● **Exercise goal**
Starting with the line with "pie-label-notatall-pct: 2.2% [177, 123, 223, 145]" and going on through the line with "bar-1: 専門的知識が活かせる [343, 109, 538, 143]" in the entries below, swap "pie-chart" for "donut-chart" and give those lines again, with everything else unchanged.
● ● ● ●
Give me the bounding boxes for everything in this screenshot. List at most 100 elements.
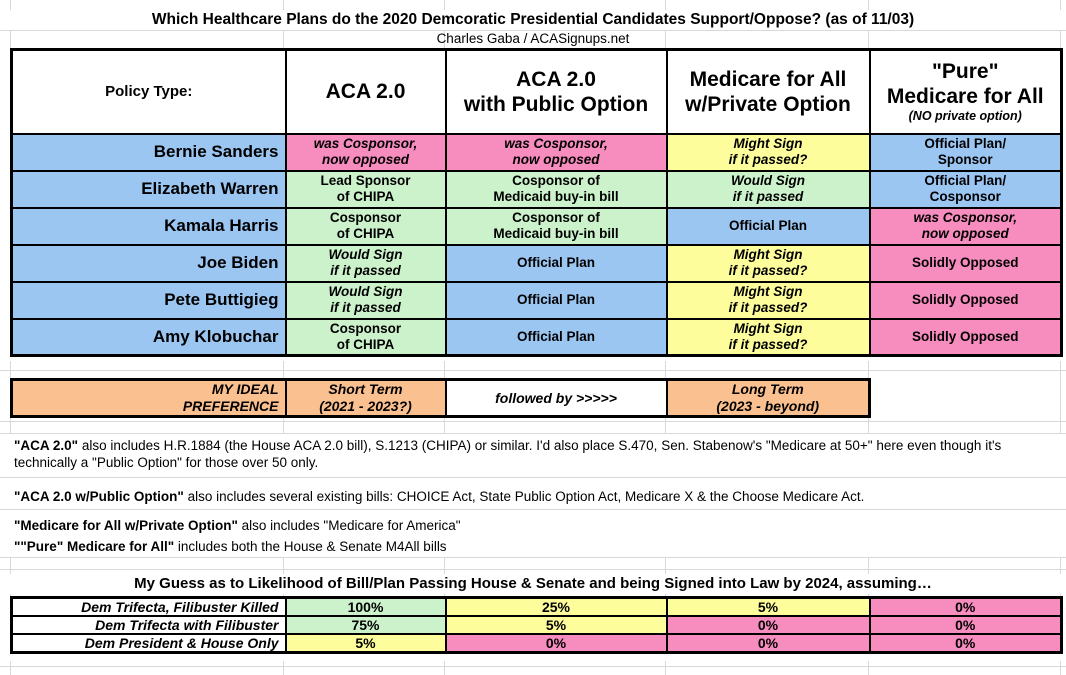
footnote-aca20: "ACA 2.0" also includes H.R.1884 (the Ho…: [0, 433, 1066, 477]
header-line: ACA 2.0: [516, 67, 596, 91]
support-cell: was Cosponsor, now opposed: [284, 132, 447, 172]
scenario-label: Dem Trifecta, Filibuster Killed: [10, 596, 287, 617]
page-title: Which Healthcare Plans do the 2020 Demco…: [0, 10, 1066, 30]
cell-line: Solidly Opposed: [911, 292, 1019, 307]
cell-line: Official Plan/: [924, 136, 1007, 151]
column-header-aca20: ACA 2.0: [284, 48, 447, 135]
cell-line: if it passed: [732, 189, 804, 204]
gridline: [0, 421, 1066, 422]
gridline: [1060, 661, 1061, 675]
likelihood-value: 0%: [868, 596, 1063, 617]
cell-line: of CHIPA: [336, 226, 395, 241]
cell-line: Would Sign: [731, 173, 805, 188]
likelihood-value: 75%: [284, 615, 447, 635]
footnote-lead: "ACA 2.0": [14, 438, 79, 453]
footnote-lead: "Medicare for All w/Private Option": [14, 518, 238, 533]
cell-line: Cosponsor: [929, 189, 1001, 204]
cell-line: Might Sign: [733, 247, 803, 262]
cell-line: now opposed: [921, 226, 1009, 241]
gridline: [444, 661, 445, 675]
likelihood-value: 5%: [444, 615, 668, 635]
gridline: [868, 661, 869, 675]
support-cell: Official Plan: [444, 243, 668, 283]
cell-line: Sponsor: [937, 152, 993, 167]
support-cell: Cosponsor of Medicaid buy-in bill: [444, 206, 668, 246]
footnote-lead: "ACA 2.0 w/Public Option": [14, 489, 184, 504]
footnote-text: also includes "Medicare for America": [237, 518, 461, 533]
support-cell: Solidly Opposed: [868, 317, 1063, 357]
cell-line: Official Plan/: [924, 173, 1007, 188]
gridline: [0, 557, 1066, 558]
cell-line: Official Plan: [516, 292, 596, 307]
cell-line: (2023 - beyond): [716, 398, 820, 414]
candidate-name: Amy Klobuchar: [10, 317, 287, 357]
support-cell: Might Sign if it passed?: [665, 280, 871, 320]
header-subnote: (NO private option): [908, 109, 1022, 124]
footnote-text: also includes several existing bills: CH…: [183, 489, 865, 504]
cell-line: Would Sign: [328, 247, 403, 262]
header-line: w/Private Option: [685, 92, 851, 116]
column-header-aca20-public-option: ACA 2.0 with Public Option: [444, 48, 668, 135]
likelihood-row-with-filibuster: Dem Trifecta with Filibuster 75% 5% 0% 0…: [10, 615, 1063, 635]
cell-line: (2021 - 2023?): [319, 398, 412, 414]
cell-line: Official Plan: [516, 255, 596, 270]
likelihood-title: My Guess as to Likelihood of Bill/Plan P…: [0, 574, 1066, 594]
candidate-row-sanders: Bernie Sanders was Cosponsor, now oppose…: [10, 132, 1063, 172]
column-header-m4a-private-option: Medicare for All w/Private Option: [665, 48, 871, 135]
cell-line: Might Sign: [733, 136, 803, 151]
candidate-row-harris: Kamala Harris Cosponsor of CHIPA Cospons…: [10, 206, 1063, 246]
cell-line: Official Plan: [516, 328, 596, 344]
cell-line: MY IDEAL: [211, 381, 279, 398]
footnote-pure-m4a: ""Pure" Medicare for All" includes both …: [0, 533, 1066, 557]
candidate-name: Pete Buttigieg: [10, 280, 287, 320]
cell-line: Medicaid buy-in bill: [493, 189, 619, 204]
support-cell: Solidly Opposed: [868, 280, 1063, 320]
candidate-row-klobuchar: Amy Klobuchar Cosponsor of CHIPA Officia…: [10, 317, 1063, 357]
support-cell: Lead Sponsor of CHIPA: [284, 169, 447, 209]
cell-line: of CHIPA: [336, 336, 395, 352]
cell-line: if it passed?: [728, 336, 808, 352]
support-cell: Would Sign if it passed: [284, 280, 447, 320]
likelihood-value: 100%: [284, 596, 447, 617]
likelihood-value: 25%: [444, 596, 668, 617]
support-cell: Might Sign if it passed?: [665, 243, 871, 283]
cell-line: now opposed: [512, 152, 600, 167]
likelihood-value: 0%: [665, 615, 871, 635]
likelihood-value: 5%: [284, 633, 447, 654]
gridline: [0, 666, 1066, 667]
scenario-label: Dem Trifecta with Filibuster: [10, 615, 287, 635]
cell-line: if it passed?: [728, 300, 808, 315]
candidate-name: Joe Biden: [10, 243, 287, 283]
support-cell: was Cosponsor, now opposed: [444, 132, 668, 172]
cell-line: Cosponsor: [329, 210, 402, 225]
support-cell: Would Sign if it passed: [284, 243, 447, 283]
candidate-row-warren: Elizabeth Warren Lead Sponsor of CHIPA C…: [10, 169, 1063, 209]
page-subtitle: Charles Gaba / ACASignups.net: [436, 31, 630, 46]
header-line: with Public Option: [463, 92, 649, 116]
cell-line: of CHIPA: [336, 189, 395, 204]
cell-line: Cosponsor of: [512, 210, 600, 225]
likelihood-value: 0%: [868, 633, 1063, 654]
likelihood-table: Dem Trifecta, Filibuster Killed 100% 25%…: [10, 596, 1063, 654]
cell-line: Would Sign: [328, 284, 403, 299]
support-cell: Official Plan/ Cosponsor: [868, 169, 1063, 209]
candidate-name: Bernie Sanders: [10, 132, 287, 172]
support-cell: Official Plan: [444, 280, 668, 320]
cell-line: Solidly Opposed: [911, 255, 1019, 270]
footnote-m4a-private-option: "Medicare for All w/Private Option" also…: [0, 509, 1066, 533]
header-line: Medicare for All: [689, 67, 847, 91]
likelihood-row-filibuster-killed: Dem Trifecta, Filibuster Killed 100% 25%…: [10, 596, 1063, 617]
gridline: [665, 661, 666, 675]
gridline: [10, 661, 11, 675]
ideal-preference-table: MY IDEAL PREFERENCE Short Term (2021 - 2…: [10, 378, 871, 418]
scenario-label: Dem President & House Only: [10, 633, 287, 654]
cell-line: Medicaid buy-in bill: [493, 226, 619, 241]
cell-line: Solidly Opposed: [911, 328, 1019, 344]
gridline: [0, 370, 1066, 371]
cell-line: was Cosponsor,: [504, 136, 608, 151]
cell-line: Might Sign: [733, 320, 803, 336]
footnote-aca20-public-option: "ACA 2.0 w/Public Option" also includes …: [0, 477, 1066, 509]
support-cell: Cosponsor of CHIPA: [284, 317, 447, 357]
cell-line: if it passed: [330, 263, 401, 278]
support-cell: Official Plan: [665, 206, 871, 246]
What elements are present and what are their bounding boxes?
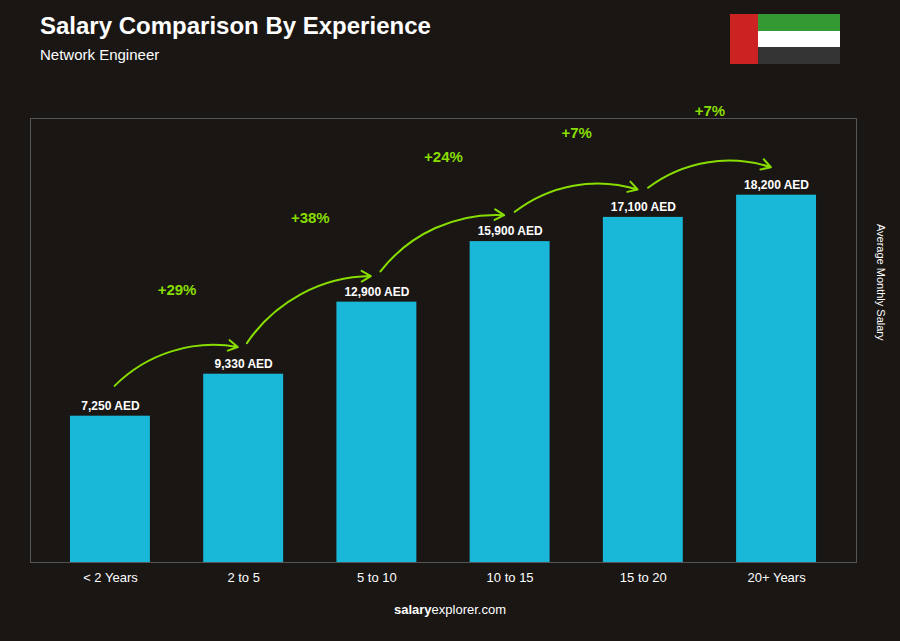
svg-text:+29%: +29% — [158, 281, 197, 298]
svg-text:10 to 15: 10 to 15 — [487, 570, 534, 585]
svg-text:7,250 AED: 7,250 AED — [81, 399, 140, 413]
svg-text:20+ Years: 20+ Years — [747, 570, 806, 585]
svg-text:Average Monthly Salary: Average Monthly Salary — [875, 224, 887, 341]
svg-text:15 to 20: 15 to 20 — [620, 570, 667, 585]
svg-text:18,200 AED: 18,200 AED — [744, 178, 809, 192]
svg-text:+7%: +7% — [695, 102, 725, 119]
svg-text:< 2 Years: < 2 Years — [83, 570, 138, 585]
svg-text:2 to 5: 2 to 5 — [227, 570, 260, 585]
svg-text:+38%: +38% — [291, 209, 330, 226]
svg-text:5 to 10: 5 to 10 — [357, 570, 397, 585]
svg-text:9,330 AED: 9,330 AED — [215, 357, 274, 371]
svg-text:+24%: +24% — [424, 148, 463, 165]
html-text:Salary Comparison By Experienc: Salary Comparison By Experience — [40, 12, 431, 39]
svg-text:12,900 AED: 12,900 AED — [344, 285, 409, 299]
svg-text:17,100 AED: 17,100 AED — [611, 200, 676, 214]
html-text:salary explorer.com: salary explorer.com — [394, 602, 506, 617]
html-text:Network Engineer: Network Engineer — [40, 46, 160, 63]
svg-text:15,900 AED: 15,900 AED — [478, 224, 543, 238]
svg-text:+7%: +7% — [561, 124, 591, 141]
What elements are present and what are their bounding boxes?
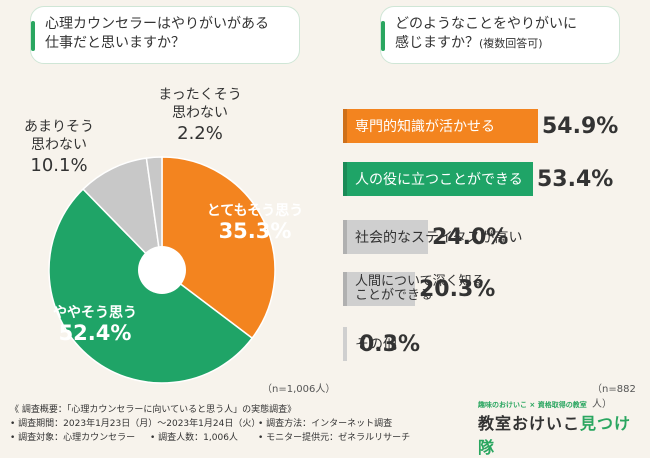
pie-label-notatall-pct: 2.2% [177, 123, 223, 145]
pie-label-notmuch-line2: 思わない [31, 137, 87, 154]
bar-pct-2: 53.4% [537, 166, 614, 192]
pie-label-notatall-line1: まったくそう [158, 87, 242, 103]
pie-label-notmuch-line1: あまりそう [24, 119, 94, 135]
pie-label-notatall-line2: 思わない [172, 105, 228, 122]
pie-chart [48, 156, 276, 384]
bar-label-3: 社会的なステイタスが高い [355, 230, 523, 246]
bar-1: 専門的知識が活かせる [343, 109, 538, 143]
bar-pct-4: 20.3% [419, 276, 496, 302]
pie-label-very: とてもそう思う 35.3% [205, 200, 305, 242]
brand-logo: 趣味のおけいこ × 資格取得の教室 教室おけいこ見つけ隊 [478, 400, 643, 458]
survey-count: • 調査人数：1,006人 [150, 432, 238, 443]
brand-logo-main-a: 教室おけいこ [478, 414, 581, 433]
bar-label-1: 専門的知識が活かせる [355, 119, 495, 135]
pie-center-hole [138, 246, 186, 294]
survey-method: • 調査方法：インターネット調査 [258, 418, 393, 429]
bar-n-note: （n=882人） [592, 384, 636, 410]
brand-logo-main: 教室おけいこ見つけ隊 [478, 410, 643, 458]
question-right-line2: 感じますか？ [395, 34, 479, 51]
bar-row-4: 人間について深く知る ことができる 20.3% [343, 272, 495, 306]
bar-pct-1: 54.9% [542, 113, 619, 139]
question-right-accent [381, 21, 385, 51]
bar-row-1: 専門的知識が活かせる 54.9% [343, 109, 618, 143]
bar-4: 人間について深く知る ことができる [343, 272, 485, 306]
pie-slice-notatall [145, 156, 163, 271]
pie-label-very-pct: 35.3% [218, 219, 292, 243]
bar-pct-5: 0.3% [359, 331, 421, 357]
question-left-line1: 心理カウンセラーはやりがいがある [45, 16, 269, 32]
pie-label-notatall: まったくそう 思わない 2.2% [150, 86, 250, 146]
bar-label-5: その他 [355, 337, 397, 353]
bar-row-5: その他 0.3% [343, 327, 420, 361]
question-right-note: (複数回答可) [479, 36, 543, 50]
bar-label-4-line1: 人間について深く知る [355, 273, 485, 289]
pie-label-notmuch-pct: 10.1% [30, 155, 88, 177]
bar-row-2: 人の役に立つことができる 53.4% [343, 162, 613, 196]
pie-n-note: （n=1,006人） [262, 384, 336, 395]
brand-logo-sub: 趣味のおけいこ × 資格取得の教室 [478, 401, 587, 409]
pie-label-very-name: とてもそう思う [206, 203, 304, 219]
bar-row-3: 社会的なステイタスが高い 24.0% [343, 220, 522, 254]
survey-target: • 調査対象：心理カウンセラー [10, 432, 136, 443]
bar-pct-3: 24.0% [432, 224, 509, 250]
question-left-line2: 仕事だと思いますか？ [45, 34, 185, 51]
survey-summary: 《 調査概要：「心理カウンセラーに向いていると思う人」の実態調査》 • 調査期間… [10, 404, 410, 446]
question-left-accent [31, 21, 35, 51]
survey-provider: • モニター提供元：ゼネラルリサーチ [258, 432, 411, 443]
bar-label-2: 人の役に立つことができる [355, 172, 523, 188]
pie-label-some: ややそう思う 52.4% [40, 302, 150, 344]
bar-2: 人の役に立つことができる [343, 162, 533, 196]
question-right-box: どのようなことをやりがいに 感じますか？(複数回答可) [380, 6, 620, 64]
question-left-box: 心理カウンセラーはやりがいがある 仕事だと思いますか？ [30, 6, 300, 64]
pie-label-notmuch: あまりそう 思わない 10.1% [14, 118, 104, 178]
bar-label-4: 人間について深く知る ことができる [355, 273, 485, 304]
pie-slice-notmuch [82, 157, 164, 273]
pie-label-some-pct: 52.4% [58, 321, 132, 345]
bar-5: その他 [343, 327, 397, 361]
bar-label-4-line2: ことができる [355, 288, 433, 303]
question-right-line1: どのようなことをやりがいに [395, 16, 577, 32]
survey-period: • 調査期間：2023年1月23日（月）～2023年1月24日（火） [10, 418, 261, 429]
survey-title: 《 調査概要：「心理カウンセラーに向いていると思う人」の実態調査》 [10, 405, 297, 415]
bar-3: 社会的なステイタスが高い [343, 220, 522, 254]
pie-slice-very [161, 156, 276, 340]
pie-label-some-name: ややそう思う [53, 305, 137, 321]
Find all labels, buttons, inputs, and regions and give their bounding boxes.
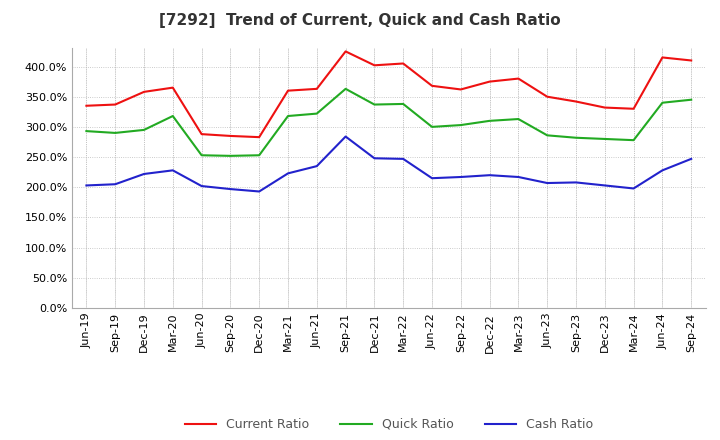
● ● ● ●
● **Answer to this problem**
pie-label-notatall-pct: 2.2% [177, 123, 223, 145]
pie-label-notmuch-line2: 思わない [31, 137, 87, 154]
bar-pct-2: 53.4% [537, 166, 614, 192]
pie-label-notatall-line1: まったくそう [158, 87, 242, 103]
pie-label-notmuch-line1: あまりそう [24, 119, 94, 135]
pie-label-notatall-line2: 思わない [172, 105, 228, 122]
donut-chart [48, 156, 276, 384]
bar-label-3: 社会的なステイタスが高い [355, 230, 523, 246]
bar-1: 専門的知識が活かせる [343, 109, 538, 143]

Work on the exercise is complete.